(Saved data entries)
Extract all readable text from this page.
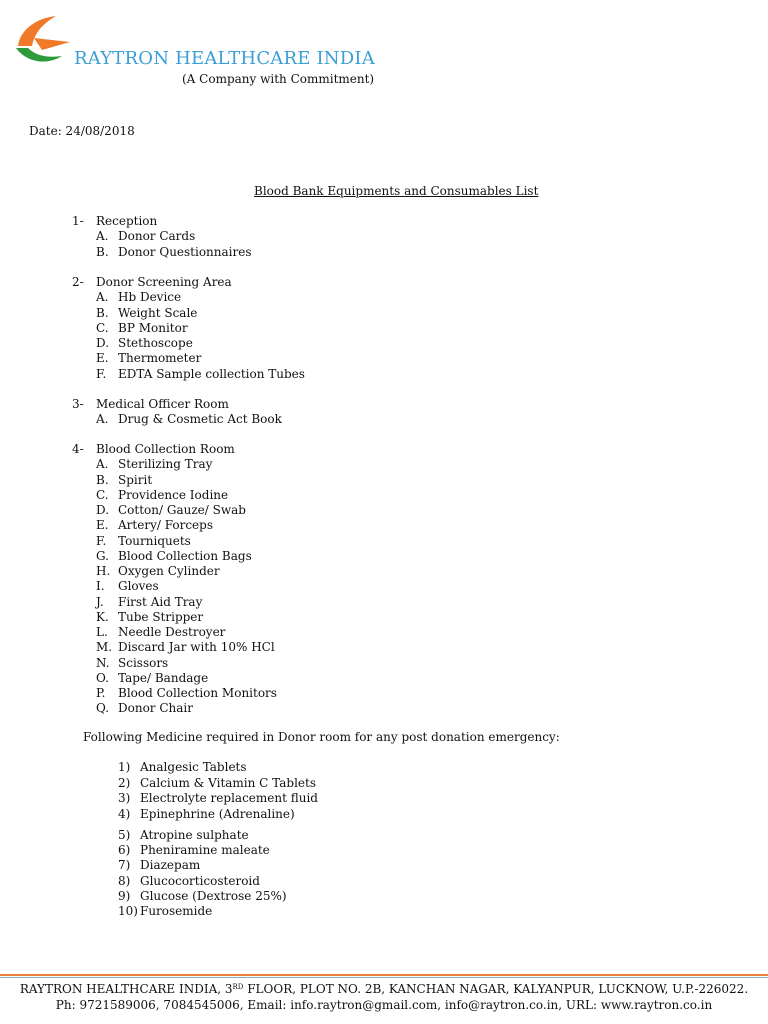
RAYTRON HEALTHCARE INDIA
(A Company with Commitment)
Date: 24/08/2018
Blood Bank Equipments and Consumables List
1-	Reception
A. Donor Cards
B. Donor Questionnaires
2-	Donor Screening Area
A. Hb Device
B. Weight Scale
C. BP Monitor
D. Stethoscope
E. Thermometer
F. EDTA Sample collection Tubes
3-	Medical Officer Room
A. Drug & Cosmetic Act Book
4-	Blood Collection Room
A. Sterilizing Tray
B. Spirit
C. Providence Iodine
D. Cotton/ Gauze/ Swab
E. Artery/ Forceps
F. Tourniquets
G. Blood Collection Bags
H. Oxygen Cylinder
I.	Gloves
J.	First Aid Tray
K. Tube Stripper
L. Needle Destroyer
M. Discard Jar with 10% HCl
N. Scissors
O. Tape/ Bandage
P.	Blood Collection Monitors
Q. Donor Chair
Following Medicine required in Donor room for any post donation emergency:
1) Analgesic Tablets
2) Calcium & Vitamin C Tablets
3) Electrolyte replacement fluid
4) Epinephrine (Adrenaline)
5) Atropine sulphate
6) Pheniramine maleate
7) Diazepam
8) Glucocorticosteroid
9) Glucose (Dextrose 25%)
10) Furosemide
RAYTRON HEALTHCARE INDIA, 3RD FLOOR, PLOT NO. 2B, KANCHAN NAGAR, KALYANPUR, LUCKNOW, U.P.-226022.
Ph: 9721589006, 7084545006, Email: info.raytron@gmail.com, info@raytron.co.in, URL: www.raytron.co.in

• _AIM_:
Copy every record above exactly, leaving out any pictures.

• _REPLY_:
Extract all readable text from this page.
RAYTRON HEALTHCARE INDIA
(A Company with Commitment)
Date: 24/08/2018
Blood Bank Equipments and Consumables List
1-	Reception
A. Donor Cards
B. Donor Questionnaires
2-	Donor Screening Area
A. Hb Device
B. Weight Scale
C. BP Monitor
D. Stethoscope
E. Thermometer
F. EDTA Sample collection Tubes
3-	Medical Officer Room
A. Drug & Cosmetic Act Book
4-	Blood Collection Room
A. Sterilizing Tray
B. Spirit
C. Providence Iodine
D. Cotton/ Gauze/ Swab
E. Artery/ Forceps
F. Tourniquets
G. Blood Collection Bags
H. Oxygen Cylinder
I.	Gloves
J.	First Aid Tray
K. Tube Stripper
L. Needle Destroyer
M. Discard Jar with 10% HCl
N. Scissors
O. Tape/ Bandage
P.	Blood Collection Monitors
Q. Donor Chair
Following Medicine required in Donor room for any post donation emergency:
1) Analgesic Tablets
2) Calcium & Vitamin C Tablets
3) Electrolyte replacement fluid
4) Epinephrine (Adrenaline)
5) Atropine sulphate
6) Pheniramine maleate
7) Diazepam
8) Glucocorticosteroid
9) Glucose (Dextrose 25%)
10) Furosemide
RAYTRON HEALTHCARE INDIA, 3RD FLOOR, PLOT NO. 2B, KANCHAN NAGAR, KALYANPUR, LUCKNOW, U.P.-226022.
Ph: 9721589006, 7084545006, Email: info.raytron@gmail.com, info@raytron.co.in, URL: www.raytron.co.in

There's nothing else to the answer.